Document extract START

St John’s College is delighted to announce the appointment of Professor Dame Sue Black, Baroness Black of Strome, as its next President.

Professor Dame Sue Black

Professor Dame Sue Black DBE OBE FRSE FBA FRAI FRSB ChFA, Baroness Black of Strome, will take up office as successor to Professor Maggie Snowling CBE FBA FMedSci in summer 2022. Professor Black will be the 37th President of the College since its foundation in 1555.

Professor Black said:

‘I am honoured to be chosen for the post of President for St. John’s College. I pay tribute to the work undertaken by Professor Snowling over the last decade. She has set impeccable standards of service, been inspirational and innovative in her leadership and tireless in her support of staff and students. I can only promise to do my best to build on the strong foundation that she has set and look forward enormously to the tasks ahead.’

Professor Maggie Snowling added:

‘I am delighted that the Governing Body has chosen Professor Dame Sue Black, a distinguished academic, to succeed me as President. I am confident that her wide experience of fundamental and applied research, coupled with her extensive knowledge of Higher Education, and the challenges it faces, make her an ideal person to lead the College to new heights of distinction and inclusivity in the next decade.’

About Professor Dame Sue Black

Professor Dame Sue Black is one of the world’s leading forensic scientists and is currently the Pro-Vice-Chancellor for Engagement at Lancaster University, tasked with raising the University’s profile locally, regionally and nationally whilst championing the economic growth and regeneration of North West England.

Document extract END
Information provided START

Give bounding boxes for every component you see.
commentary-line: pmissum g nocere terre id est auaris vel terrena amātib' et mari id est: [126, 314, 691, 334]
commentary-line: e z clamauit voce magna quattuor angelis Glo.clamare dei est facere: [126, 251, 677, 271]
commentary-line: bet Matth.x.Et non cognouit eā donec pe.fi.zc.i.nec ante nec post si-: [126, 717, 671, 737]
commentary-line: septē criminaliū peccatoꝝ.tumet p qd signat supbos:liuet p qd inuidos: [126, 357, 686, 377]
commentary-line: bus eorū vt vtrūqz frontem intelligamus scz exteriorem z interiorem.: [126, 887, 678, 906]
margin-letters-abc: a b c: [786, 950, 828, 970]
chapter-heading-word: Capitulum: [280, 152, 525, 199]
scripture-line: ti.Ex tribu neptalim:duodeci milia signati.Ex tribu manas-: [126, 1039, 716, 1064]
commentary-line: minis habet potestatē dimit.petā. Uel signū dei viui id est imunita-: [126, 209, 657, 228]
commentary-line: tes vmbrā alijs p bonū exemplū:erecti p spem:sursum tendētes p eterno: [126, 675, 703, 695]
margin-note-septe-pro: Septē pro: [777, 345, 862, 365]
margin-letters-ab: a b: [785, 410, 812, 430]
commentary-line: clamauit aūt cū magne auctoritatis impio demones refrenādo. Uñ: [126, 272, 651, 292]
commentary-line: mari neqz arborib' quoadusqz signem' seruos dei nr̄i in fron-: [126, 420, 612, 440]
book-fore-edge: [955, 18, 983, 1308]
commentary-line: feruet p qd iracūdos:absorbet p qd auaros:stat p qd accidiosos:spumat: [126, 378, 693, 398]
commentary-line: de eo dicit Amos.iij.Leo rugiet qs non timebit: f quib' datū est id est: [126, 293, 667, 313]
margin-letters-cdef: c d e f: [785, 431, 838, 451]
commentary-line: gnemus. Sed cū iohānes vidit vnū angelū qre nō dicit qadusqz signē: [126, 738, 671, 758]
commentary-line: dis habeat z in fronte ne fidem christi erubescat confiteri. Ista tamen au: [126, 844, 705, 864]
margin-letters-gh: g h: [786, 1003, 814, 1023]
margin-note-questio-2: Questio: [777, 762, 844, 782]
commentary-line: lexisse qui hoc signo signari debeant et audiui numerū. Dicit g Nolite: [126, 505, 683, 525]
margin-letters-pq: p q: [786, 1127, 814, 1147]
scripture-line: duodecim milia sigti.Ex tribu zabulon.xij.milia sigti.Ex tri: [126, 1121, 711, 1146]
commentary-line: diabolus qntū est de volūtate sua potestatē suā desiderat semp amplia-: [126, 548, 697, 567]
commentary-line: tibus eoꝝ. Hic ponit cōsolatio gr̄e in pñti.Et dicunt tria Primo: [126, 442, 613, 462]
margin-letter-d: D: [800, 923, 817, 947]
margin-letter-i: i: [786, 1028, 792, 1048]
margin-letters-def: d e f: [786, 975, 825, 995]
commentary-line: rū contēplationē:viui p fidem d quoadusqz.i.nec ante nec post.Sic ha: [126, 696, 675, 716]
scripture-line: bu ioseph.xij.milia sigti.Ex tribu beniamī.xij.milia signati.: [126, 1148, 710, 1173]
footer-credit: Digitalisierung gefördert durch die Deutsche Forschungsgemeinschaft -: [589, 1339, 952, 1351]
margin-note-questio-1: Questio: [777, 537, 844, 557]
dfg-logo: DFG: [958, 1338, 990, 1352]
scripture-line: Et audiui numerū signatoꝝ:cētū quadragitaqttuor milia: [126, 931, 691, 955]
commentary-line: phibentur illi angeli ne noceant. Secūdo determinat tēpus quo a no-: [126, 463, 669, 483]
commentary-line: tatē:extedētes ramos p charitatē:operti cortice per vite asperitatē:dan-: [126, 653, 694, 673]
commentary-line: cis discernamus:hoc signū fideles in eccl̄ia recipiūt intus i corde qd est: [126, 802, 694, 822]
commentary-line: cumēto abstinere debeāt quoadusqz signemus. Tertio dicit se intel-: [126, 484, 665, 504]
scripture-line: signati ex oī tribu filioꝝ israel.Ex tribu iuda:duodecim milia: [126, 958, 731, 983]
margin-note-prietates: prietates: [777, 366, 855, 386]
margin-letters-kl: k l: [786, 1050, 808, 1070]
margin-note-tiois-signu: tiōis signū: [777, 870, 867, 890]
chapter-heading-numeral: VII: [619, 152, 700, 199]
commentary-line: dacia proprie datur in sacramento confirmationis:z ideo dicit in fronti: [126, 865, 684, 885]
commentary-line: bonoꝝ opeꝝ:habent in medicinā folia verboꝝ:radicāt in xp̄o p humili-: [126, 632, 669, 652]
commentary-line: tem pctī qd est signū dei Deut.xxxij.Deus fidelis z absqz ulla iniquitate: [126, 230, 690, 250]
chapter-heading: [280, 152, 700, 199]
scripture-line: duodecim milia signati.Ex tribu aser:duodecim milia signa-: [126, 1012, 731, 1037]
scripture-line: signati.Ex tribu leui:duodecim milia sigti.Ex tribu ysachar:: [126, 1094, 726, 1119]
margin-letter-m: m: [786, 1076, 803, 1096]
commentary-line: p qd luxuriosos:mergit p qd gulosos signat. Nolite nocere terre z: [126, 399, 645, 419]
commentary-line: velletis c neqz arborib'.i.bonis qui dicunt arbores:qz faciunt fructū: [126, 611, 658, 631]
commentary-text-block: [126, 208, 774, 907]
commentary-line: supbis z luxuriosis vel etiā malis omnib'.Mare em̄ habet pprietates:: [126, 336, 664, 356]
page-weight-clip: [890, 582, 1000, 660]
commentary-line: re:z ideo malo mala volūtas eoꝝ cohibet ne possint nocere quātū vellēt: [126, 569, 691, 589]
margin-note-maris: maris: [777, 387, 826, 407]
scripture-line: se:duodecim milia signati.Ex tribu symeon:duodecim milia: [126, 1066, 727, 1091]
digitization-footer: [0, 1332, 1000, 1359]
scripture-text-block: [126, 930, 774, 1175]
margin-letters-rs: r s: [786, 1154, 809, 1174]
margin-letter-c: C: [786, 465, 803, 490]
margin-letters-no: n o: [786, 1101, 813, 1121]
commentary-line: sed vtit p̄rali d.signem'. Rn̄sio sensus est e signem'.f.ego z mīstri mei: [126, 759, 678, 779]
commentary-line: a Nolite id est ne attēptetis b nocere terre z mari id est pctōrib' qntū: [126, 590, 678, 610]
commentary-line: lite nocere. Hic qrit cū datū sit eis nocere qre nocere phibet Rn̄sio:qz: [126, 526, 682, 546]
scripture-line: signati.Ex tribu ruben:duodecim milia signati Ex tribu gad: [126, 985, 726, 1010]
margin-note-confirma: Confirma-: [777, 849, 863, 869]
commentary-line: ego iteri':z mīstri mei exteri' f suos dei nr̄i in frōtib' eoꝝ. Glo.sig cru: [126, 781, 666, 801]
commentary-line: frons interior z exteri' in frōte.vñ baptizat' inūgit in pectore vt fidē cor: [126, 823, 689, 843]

Information provided END

#### Problems to solve:
1/ Do these statements agree with the announcement? Answer yes or no for each, and quote the words of the announcement that decide it. (a) Professor Black will be the 37th President since the College's foundation in 1555. (b) Professor Black will take up office in summer 2023. (c) Professor Black currently serves as Pro-Vice-Chancellor for Engagement at Lancaster University.
2/ Summarize the announcement in two sentences.
3/ Write out the stretch of the announcement from "Professor Dame Sue Black DBE" through "foundation in 1555.".

#### Task-by-task solutions:
1/
(a) Yes: "Professor Black will be the 37th President of the College since its foundation in 1555."
(b) No: "will take up office as successor to Professor Maggie Snowling CBE FBA FMedSci in summer 2022."
(c) Yes: "is currently the Pro-Vice-Chancellor for Engagement at Lancaster University"

2/ St John's College has appointed Professor Dame Sue Black, Baroness Black of Strome, as its 37th President, succeeding Professor Maggie Snowling in summer 2022. Black, one of the world's leading forensic scientists and currently Pro-Vice-Chancellor for Engagement at Lancaster University, praised Snowling's leadership over the last decade, while Snowling said Black's experience of research and Higher Education made her an ideal person to lead the College.

3/
Professor Dame Sue Black DBE OBE FRSE FBA FRAI FRSB ChFA, Baroness Black of Strome, will take up office as successor to Professor Maggie Snowling CBE FBA FMedSci in summer 2022. Professor Black will be the 37th President of the College since its foundation in 1555.